====== DATA SECTION ======
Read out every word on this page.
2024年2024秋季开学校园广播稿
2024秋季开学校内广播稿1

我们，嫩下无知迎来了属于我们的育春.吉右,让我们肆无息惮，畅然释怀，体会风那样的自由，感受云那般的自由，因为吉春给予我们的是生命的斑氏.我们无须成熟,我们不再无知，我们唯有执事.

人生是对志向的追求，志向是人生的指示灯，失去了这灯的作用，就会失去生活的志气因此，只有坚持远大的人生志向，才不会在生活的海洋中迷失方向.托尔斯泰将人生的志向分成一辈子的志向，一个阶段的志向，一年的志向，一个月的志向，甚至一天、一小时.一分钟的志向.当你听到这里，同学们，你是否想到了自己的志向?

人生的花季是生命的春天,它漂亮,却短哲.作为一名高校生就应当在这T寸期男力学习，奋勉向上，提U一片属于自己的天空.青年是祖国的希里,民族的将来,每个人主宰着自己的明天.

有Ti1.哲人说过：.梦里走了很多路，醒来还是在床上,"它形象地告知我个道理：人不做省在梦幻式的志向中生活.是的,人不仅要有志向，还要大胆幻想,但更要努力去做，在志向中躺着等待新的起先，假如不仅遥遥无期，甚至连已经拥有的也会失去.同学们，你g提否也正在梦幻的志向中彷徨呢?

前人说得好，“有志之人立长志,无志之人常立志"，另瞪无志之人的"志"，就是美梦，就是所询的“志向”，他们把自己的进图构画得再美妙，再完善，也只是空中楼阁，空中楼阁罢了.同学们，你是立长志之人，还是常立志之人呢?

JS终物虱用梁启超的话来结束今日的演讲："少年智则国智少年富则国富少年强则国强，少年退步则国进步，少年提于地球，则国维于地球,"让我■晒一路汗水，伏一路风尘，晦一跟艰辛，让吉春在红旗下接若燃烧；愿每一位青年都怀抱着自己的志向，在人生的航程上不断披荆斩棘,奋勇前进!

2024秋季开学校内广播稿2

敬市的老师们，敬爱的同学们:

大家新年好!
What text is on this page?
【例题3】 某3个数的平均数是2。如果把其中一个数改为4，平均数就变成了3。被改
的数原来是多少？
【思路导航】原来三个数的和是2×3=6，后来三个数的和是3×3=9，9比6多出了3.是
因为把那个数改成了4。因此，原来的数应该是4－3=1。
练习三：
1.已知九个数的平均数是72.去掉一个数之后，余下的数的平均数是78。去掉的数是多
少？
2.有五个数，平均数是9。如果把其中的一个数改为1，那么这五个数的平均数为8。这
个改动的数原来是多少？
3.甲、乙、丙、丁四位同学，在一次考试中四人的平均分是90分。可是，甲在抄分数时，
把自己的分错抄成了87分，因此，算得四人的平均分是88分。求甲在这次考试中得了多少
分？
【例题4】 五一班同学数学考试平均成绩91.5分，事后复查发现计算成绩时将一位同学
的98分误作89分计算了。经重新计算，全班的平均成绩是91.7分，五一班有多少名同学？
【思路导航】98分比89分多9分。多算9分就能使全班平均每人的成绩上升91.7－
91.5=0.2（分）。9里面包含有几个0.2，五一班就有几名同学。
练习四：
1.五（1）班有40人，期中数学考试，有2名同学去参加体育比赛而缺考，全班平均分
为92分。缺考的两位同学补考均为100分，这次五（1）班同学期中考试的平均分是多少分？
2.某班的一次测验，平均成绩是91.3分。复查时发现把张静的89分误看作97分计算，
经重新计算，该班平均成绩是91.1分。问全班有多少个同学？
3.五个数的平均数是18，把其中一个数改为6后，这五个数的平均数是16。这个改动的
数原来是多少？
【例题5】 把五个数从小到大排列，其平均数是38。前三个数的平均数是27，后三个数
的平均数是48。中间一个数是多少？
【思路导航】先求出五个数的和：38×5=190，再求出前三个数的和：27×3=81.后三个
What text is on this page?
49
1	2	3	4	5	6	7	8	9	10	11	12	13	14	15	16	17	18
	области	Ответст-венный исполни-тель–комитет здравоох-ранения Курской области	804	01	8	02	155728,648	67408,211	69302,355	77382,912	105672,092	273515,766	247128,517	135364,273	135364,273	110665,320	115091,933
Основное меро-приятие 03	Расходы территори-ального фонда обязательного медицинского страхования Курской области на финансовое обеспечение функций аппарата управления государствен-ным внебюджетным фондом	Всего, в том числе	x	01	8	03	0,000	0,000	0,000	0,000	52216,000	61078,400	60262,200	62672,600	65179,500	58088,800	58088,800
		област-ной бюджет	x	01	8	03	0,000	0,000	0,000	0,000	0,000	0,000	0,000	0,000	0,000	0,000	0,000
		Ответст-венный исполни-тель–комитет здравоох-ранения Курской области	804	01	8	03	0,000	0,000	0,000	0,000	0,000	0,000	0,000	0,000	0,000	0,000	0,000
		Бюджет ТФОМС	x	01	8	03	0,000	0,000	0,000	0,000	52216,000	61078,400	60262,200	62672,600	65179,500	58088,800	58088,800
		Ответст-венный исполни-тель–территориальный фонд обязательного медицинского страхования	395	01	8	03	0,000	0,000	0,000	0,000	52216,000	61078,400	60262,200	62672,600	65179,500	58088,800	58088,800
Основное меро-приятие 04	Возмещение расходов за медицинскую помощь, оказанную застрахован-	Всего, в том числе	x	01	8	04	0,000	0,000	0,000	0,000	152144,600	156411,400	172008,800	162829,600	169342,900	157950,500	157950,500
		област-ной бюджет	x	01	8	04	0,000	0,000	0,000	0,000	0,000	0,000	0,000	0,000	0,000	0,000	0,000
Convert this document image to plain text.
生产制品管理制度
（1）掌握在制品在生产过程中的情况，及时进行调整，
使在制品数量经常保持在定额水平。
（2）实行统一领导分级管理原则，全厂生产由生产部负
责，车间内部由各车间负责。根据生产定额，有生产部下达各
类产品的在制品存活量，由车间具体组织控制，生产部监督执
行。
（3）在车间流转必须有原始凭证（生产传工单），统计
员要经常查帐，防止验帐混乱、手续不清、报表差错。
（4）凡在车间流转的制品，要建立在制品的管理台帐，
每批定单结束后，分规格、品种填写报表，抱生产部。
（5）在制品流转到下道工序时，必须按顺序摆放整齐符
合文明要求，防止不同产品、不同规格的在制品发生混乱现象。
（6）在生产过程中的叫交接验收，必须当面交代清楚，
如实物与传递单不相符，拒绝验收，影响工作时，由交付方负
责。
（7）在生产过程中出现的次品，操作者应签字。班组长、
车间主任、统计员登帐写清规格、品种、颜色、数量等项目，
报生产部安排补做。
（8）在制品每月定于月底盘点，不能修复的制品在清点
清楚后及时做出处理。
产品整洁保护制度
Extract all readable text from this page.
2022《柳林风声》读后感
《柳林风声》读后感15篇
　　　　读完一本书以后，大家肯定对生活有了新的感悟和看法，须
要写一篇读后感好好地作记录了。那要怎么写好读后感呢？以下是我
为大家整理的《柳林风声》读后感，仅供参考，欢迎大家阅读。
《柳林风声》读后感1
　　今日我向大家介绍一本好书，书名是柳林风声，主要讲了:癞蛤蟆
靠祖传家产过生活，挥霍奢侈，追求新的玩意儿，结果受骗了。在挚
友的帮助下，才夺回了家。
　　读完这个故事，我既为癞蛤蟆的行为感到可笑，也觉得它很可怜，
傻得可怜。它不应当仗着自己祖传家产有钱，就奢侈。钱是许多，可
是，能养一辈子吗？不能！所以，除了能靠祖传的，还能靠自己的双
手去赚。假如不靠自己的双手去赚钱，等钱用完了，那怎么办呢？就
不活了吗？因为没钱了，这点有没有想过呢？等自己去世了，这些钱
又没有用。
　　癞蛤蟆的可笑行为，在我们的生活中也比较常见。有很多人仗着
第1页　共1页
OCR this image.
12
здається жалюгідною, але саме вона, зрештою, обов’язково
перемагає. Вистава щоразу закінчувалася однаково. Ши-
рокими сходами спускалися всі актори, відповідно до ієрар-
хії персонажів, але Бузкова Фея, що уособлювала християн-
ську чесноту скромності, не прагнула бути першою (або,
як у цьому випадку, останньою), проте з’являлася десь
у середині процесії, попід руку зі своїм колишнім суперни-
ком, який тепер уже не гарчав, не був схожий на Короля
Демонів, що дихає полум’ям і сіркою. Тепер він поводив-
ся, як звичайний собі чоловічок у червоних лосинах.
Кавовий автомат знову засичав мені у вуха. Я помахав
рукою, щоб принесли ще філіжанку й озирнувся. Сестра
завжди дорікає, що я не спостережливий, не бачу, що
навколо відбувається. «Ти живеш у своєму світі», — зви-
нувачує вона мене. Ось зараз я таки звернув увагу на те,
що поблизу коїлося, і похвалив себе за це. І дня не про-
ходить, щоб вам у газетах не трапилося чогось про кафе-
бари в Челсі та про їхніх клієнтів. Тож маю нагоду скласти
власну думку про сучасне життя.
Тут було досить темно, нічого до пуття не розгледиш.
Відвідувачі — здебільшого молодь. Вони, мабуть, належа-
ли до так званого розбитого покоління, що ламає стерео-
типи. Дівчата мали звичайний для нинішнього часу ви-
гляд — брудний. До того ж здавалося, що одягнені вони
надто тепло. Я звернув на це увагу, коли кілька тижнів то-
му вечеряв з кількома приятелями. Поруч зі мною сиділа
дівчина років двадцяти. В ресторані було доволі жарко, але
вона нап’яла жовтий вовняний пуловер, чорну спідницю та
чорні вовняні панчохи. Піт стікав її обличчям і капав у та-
======
**STATED TASK**: Above are the records; copy every line in them that holds the word "меро".

**THE OUTPUT**:
Основное меро-приятие 03	Расходы территори-ального фонда обязательного медицинского страхования Курской области на финансовое обеспечение функций аппарата управления государствен-ным внебюджетным фондом	Всего, в том числе	x	01	8	03	0,000	0,000	0,000	0,000	52216,000	61078,400	60262,200	62672,600	65179,500	58088,800	58088,800
Основное меро-приятие 04	Возмещение расходов за медицинскую помощь, оказанную застрахован-	Всего, в том числе	x	01	8	04	0,000	0,000	0,000	0,000	152144,600	156411,400	172008,800	162829,600	169342,900	157950,500	157950,500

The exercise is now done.